### Goal of the exercise
Reproduce the lines below word for word.

Lines taken from a collection
· · · · ·

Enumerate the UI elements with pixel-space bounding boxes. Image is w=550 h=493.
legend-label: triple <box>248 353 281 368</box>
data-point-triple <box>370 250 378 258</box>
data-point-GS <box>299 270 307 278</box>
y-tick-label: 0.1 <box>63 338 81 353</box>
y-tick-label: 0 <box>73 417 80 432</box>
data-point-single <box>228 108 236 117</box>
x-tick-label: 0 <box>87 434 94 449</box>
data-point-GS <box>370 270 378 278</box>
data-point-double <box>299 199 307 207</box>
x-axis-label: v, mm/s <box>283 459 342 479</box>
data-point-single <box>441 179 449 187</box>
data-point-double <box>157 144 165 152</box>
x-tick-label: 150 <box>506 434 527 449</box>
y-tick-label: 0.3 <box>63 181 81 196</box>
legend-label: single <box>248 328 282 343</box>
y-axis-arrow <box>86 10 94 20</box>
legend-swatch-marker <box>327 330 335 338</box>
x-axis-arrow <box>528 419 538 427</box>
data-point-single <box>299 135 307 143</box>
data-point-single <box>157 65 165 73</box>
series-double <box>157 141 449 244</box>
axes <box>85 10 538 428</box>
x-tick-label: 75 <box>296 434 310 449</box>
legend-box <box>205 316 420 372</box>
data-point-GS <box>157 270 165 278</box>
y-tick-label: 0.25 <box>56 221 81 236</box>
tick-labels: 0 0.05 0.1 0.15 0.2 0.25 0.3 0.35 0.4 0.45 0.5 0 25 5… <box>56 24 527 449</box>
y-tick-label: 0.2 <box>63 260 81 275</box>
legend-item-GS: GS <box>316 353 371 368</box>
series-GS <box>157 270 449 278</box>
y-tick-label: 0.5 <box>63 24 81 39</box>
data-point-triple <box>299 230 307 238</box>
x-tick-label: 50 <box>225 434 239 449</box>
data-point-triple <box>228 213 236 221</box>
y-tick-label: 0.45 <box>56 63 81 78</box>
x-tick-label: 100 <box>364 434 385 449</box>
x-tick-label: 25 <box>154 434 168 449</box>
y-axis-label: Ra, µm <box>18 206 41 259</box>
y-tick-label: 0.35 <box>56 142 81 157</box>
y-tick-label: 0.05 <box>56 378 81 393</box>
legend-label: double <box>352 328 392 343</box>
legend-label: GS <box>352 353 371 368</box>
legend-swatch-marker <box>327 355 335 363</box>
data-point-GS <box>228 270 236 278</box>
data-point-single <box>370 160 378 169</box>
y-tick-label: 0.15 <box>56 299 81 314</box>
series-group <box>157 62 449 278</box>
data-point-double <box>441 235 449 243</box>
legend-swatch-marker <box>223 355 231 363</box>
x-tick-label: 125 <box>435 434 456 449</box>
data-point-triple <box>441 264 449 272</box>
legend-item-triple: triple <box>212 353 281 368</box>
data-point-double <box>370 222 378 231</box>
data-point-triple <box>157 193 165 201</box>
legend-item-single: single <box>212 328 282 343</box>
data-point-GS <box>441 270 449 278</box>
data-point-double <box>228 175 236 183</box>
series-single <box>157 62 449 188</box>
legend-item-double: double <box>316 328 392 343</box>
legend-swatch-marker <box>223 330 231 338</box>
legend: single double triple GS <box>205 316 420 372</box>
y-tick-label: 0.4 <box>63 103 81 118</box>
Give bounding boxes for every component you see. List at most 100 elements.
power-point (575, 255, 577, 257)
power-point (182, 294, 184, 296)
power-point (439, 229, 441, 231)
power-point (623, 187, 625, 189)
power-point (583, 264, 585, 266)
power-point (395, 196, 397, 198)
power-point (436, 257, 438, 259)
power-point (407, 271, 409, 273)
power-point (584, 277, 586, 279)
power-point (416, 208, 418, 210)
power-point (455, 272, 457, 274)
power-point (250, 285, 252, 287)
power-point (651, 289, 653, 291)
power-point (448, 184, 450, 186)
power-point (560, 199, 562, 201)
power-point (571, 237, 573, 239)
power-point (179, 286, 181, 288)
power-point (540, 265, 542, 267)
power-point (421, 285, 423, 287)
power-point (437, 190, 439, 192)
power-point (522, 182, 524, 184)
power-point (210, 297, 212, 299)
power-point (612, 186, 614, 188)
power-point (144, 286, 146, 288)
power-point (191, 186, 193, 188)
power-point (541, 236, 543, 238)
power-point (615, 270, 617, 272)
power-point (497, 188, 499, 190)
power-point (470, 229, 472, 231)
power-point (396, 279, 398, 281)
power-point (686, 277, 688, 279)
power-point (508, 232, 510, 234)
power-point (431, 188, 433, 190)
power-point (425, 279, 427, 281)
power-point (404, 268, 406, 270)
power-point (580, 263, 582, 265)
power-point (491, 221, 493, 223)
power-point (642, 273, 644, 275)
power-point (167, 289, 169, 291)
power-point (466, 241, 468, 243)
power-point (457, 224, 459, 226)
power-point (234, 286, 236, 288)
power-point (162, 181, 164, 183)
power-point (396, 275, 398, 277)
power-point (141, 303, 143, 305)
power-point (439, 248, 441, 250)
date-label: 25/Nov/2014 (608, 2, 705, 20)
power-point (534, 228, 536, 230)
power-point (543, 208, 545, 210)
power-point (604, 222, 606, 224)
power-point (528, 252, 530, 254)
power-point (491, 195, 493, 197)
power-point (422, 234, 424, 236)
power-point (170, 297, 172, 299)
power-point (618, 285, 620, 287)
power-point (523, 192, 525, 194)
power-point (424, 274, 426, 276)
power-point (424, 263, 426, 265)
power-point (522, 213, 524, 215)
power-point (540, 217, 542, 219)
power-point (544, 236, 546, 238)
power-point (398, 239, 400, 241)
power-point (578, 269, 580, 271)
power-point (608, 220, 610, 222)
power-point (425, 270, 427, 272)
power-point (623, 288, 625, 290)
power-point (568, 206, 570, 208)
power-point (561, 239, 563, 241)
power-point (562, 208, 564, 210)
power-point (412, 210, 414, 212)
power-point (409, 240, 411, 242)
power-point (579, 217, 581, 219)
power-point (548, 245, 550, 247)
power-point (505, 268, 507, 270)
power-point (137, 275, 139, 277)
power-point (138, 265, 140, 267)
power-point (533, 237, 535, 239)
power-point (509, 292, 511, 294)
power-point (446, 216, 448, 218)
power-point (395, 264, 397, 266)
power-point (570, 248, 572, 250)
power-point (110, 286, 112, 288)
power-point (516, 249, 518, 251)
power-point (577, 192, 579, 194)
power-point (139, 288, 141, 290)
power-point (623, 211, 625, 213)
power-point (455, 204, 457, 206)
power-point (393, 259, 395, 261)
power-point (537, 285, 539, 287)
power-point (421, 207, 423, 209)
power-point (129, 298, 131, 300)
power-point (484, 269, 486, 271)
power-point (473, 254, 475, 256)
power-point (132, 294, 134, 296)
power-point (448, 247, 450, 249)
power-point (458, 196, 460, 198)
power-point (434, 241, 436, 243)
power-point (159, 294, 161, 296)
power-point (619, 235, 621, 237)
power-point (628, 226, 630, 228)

· · · · ·

### Full solution
Enumerate the UI elements with pixel-space bounding boxes. Image is w=550 h=493.
legend-label: triple <box>248 353 281 368</box>
data-point-triple <box>370 250 378 258</box>
data-point-GS <box>299 270 307 278</box>
y-tick-label: 0.1 <box>63 338 81 353</box>
y-tick-label: 0 <box>73 417 80 432</box>
data-point-single <box>228 108 236 117</box>
x-tick-label: 0 <box>87 434 94 449</box>
data-point-GS <box>370 270 378 278</box>
data-point-double <box>299 199 307 207</box>
x-axis-label: v, mm/s <box>283 459 342 479</box>
data-point-single <box>441 179 449 187</box>
data-point-double <box>157 144 165 152</box>
x-tick-label: 150 <box>506 434 527 449</box>
y-tick-label: 0.3 <box>63 181 81 196</box>
legend-label: single <box>248 328 282 343</box>
y-axis-arrow <box>86 10 94 20</box>
legend-swatch-marker <box>327 330 335 338</box>
x-axis-arrow <box>528 419 538 427</box>
data-point-single <box>299 135 307 143</box>
data-point-single <box>157 65 165 73</box>
series-double <box>157 141 449 244</box>
axes <box>85 10 538 428</box>
x-tick-label: 75 <box>296 434 310 449</box>
legend-box <box>205 316 420 372</box>
data-point-GS <box>157 270 165 278</box>
y-tick-label: 0.25 <box>56 221 81 236</box>
tick-labels: 0 0.05 0.1 0.15 0.2 0.25 0.3 0.35 0.4 0.45 0.5 0 25 5… <box>56 24 527 449</box>
y-tick-label: 0.2 <box>63 260 81 275</box>
legend-item-GS: GS <box>316 353 371 368</box>
series-GS <box>157 270 449 278</box>
y-tick-label: 0.5 <box>63 24 81 39</box>
data-point-triple <box>299 230 307 238</box>
x-tick-label: 50 <box>225 434 239 449</box>
data-point-triple <box>228 213 236 221</box>
y-tick-label: 0.45 <box>56 63 81 78</box>
x-tick-label: 100 <box>364 434 385 449</box>
x-tick-label: 25 <box>154 434 168 449</box>
y-axis-label: Ra, µm <box>18 206 41 259</box>
y-tick-label: 0.35 <box>56 142 81 157</box>
y-tick-label: 0.05 <box>56 378 81 393</box>
legend-label: double <box>352 328 392 343</box>
legend-label: GS <box>352 353 371 368</box>
legend-swatch-marker <box>327 355 335 363</box>
data-point-GS <box>228 270 236 278</box>
data-point-single <box>370 160 378 169</box>
y-tick-label: 0.15 <box>56 299 81 314</box>
series-group <box>157 62 449 278</box>
data-point-double <box>441 235 449 243</box>
legend-swatch-marker <box>223 355 231 363</box>
x-tick-label: 125 <box>435 434 456 449</box>
data-point-triple <box>441 264 449 272</box>
legend-item-triple: triple <box>212 353 281 368</box>
data-point-double <box>370 222 378 231</box>
data-point-triple <box>157 193 165 201</box>
legend-item-single: single <box>212 328 282 343</box>
data-point-GS <box>441 270 449 278</box>
data-point-double <box>228 175 236 183</box>
series-single <box>157 62 449 188</box>
legend-item-double: double <box>316 328 392 343</box>
legend-swatch-marker <box>223 330 231 338</box>
legend: single double triple GS <box>205 316 420 372</box>
y-tick-label: 0.4 <box>63 103 81 118</box>
Give bounding boxes for every component you see. List at most 100 elements.
power-point (575, 255, 577, 257)
power-point (182, 294, 184, 296)
power-point (439, 229, 441, 231)
power-point (623, 187, 625, 189)
power-point (583, 264, 585, 266)
power-point (395, 196, 397, 198)
power-point (436, 257, 438, 259)
power-point (407, 271, 409, 273)
power-point (584, 277, 586, 279)
power-point (416, 208, 418, 210)
power-point (455, 272, 457, 274)
power-point (250, 285, 252, 287)
power-point (651, 289, 653, 291)
power-point (448, 184, 450, 186)
power-point (560, 199, 562, 201)
power-point (571, 237, 573, 239)
power-point (179, 286, 181, 288)
power-point (540, 265, 542, 267)
power-point (421, 285, 423, 287)
power-point (437, 190, 439, 192)
power-point (522, 182, 524, 184)
power-point (210, 297, 212, 299)
power-point (612, 186, 614, 188)
power-point (144, 286, 146, 288)
power-point (191, 186, 193, 188)
power-point (541, 236, 543, 238)
power-point (615, 270, 617, 272)
power-point (497, 188, 499, 190)
power-point (470, 229, 472, 231)
power-point (396, 279, 398, 281)
power-point (686, 277, 688, 279)
power-point (508, 232, 510, 234)
power-point (431, 188, 433, 190)
power-point (425, 279, 427, 281)
power-point (404, 268, 406, 270)
power-point (580, 263, 582, 265)
power-point (491, 221, 493, 223)
power-point (642, 273, 644, 275)
power-point (167, 289, 169, 291)
power-point (466, 241, 468, 243)
power-point (457, 224, 459, 226)
power-point (234, 286, 236, 288)
power-point (162, 181, 164, 183)
power-point (396, 275, 398, 277)
power-point (141, 303, 143, 305)
power-point (439, 248, 441, 250)
date-label: 25/Nov/2014 (608, 2, 705, 20)
power-point (534, 228, 536, 230)
power-point (543, 208, 545, 210)
power-point (604, 222, 606, 224)
power-point (528, 252, 530, 254)
power-point (491, 195, 493, 197)
power-point (422, 234, 424, 236)
power-point (170, 297, 172, 299)
power-point (618, 285, 620, 287)
power-point (523, 192, 525, 194)
power-point (424, 274, 426, 276)
power-point (424, 263, 426, 265)
power-point (522, 213, 524, 215)
power-point (540, 217, 542, 219)
power-point (544, 236, 546, 238)
power-point (398, 239, 400, 241)
power-point (578, 269, 580, 271)
power-point (608, 220, 610, 222)
power-point (425, 270, 427, 272)
power-point (623, 288, 625, 290)
power-point (568, 206, 570, 208)
power-point (561, 239, 563, 241)
power-point (562, 208, 564, 210)
power-point (412, 210, 414, 212)
power-point (409, 240, 411, 242)
power-point (579, 217, 581, 219)
power-point (548, 245, 550, 247)
power-point (505, 268, 507, 270)
power-point (137, 275, 139, 277)
power-point (138, 265, 140, 267)
power-point (533, 237, 535, 239)
power-point (509, 292, 511, 294)
power-point (446, 216, 448, 218)
power-point (395, 264, 397, 266)
power-point (570, 248, 572, 250)
power-point (110, 286, 112, 288)
power-point (516, 249, 518, 251)
power-point (577, 192, 579, 194)
power-point (139, 288, 141, 290)
power-point (623, 211, 625, 213)
power-point (455, 204, 457, 206)
power-point (393, 259, 395, 261)
power-point (537, 285, 539, 287)
power-point (421, 207, 423, 209)
power-point (129, 298, 131, 300)
power-point (484, 269, 486, 271)
power-point (473, 254, 475, 256)
power-point (132, 294, 134, 296)
power-point (448, 247, 450, 249)
power-point (458, 196, 460, 198)
power-point (434, 241, 436, 243)
power-point (159, 294, 161, 296)
power-point (619, 235, 621, 237)
power-point (628, 226, 630, 228)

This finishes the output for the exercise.